State the number of lines below in which the word "this" appears. Nothing else belongs in the answer.
— begin Records provided —
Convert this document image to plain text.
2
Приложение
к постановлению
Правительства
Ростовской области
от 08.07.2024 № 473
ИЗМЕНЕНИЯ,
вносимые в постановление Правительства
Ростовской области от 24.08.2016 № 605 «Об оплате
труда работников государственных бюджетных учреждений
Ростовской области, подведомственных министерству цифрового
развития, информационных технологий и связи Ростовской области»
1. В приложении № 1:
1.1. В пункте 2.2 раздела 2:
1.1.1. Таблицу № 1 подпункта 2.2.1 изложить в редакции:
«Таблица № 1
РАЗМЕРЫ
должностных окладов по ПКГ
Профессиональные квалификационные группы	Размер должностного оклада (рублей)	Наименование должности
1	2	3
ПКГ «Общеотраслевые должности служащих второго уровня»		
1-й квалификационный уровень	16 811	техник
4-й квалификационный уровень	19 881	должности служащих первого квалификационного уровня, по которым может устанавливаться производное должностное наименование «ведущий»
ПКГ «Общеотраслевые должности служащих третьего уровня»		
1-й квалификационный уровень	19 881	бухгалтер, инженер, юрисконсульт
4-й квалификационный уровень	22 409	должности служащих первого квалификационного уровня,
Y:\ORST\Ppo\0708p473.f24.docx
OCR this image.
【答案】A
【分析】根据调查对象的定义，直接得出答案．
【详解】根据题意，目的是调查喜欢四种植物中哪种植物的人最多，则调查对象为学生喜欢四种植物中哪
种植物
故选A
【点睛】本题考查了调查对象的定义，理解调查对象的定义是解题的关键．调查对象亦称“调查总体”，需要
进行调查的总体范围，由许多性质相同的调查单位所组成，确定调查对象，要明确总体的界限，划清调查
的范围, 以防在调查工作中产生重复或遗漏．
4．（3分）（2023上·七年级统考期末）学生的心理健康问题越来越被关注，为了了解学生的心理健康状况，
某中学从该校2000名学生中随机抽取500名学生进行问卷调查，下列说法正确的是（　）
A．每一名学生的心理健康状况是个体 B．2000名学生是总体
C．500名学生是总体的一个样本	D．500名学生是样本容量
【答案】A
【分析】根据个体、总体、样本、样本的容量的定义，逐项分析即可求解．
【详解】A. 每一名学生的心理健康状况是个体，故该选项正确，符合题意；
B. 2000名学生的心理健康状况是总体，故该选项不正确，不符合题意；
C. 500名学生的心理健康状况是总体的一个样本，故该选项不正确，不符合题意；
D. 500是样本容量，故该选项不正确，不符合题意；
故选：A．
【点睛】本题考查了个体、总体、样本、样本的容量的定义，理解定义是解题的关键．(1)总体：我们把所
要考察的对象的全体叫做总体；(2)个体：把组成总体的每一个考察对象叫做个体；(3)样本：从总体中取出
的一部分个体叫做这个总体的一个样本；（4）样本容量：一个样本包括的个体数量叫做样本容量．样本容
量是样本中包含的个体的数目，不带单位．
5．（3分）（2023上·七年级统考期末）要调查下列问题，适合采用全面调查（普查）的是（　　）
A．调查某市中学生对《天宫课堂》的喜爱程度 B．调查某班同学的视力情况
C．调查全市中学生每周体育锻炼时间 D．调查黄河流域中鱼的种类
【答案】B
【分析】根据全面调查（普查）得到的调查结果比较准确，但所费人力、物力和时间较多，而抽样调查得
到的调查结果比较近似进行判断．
— end Records provided —
Response below -> 2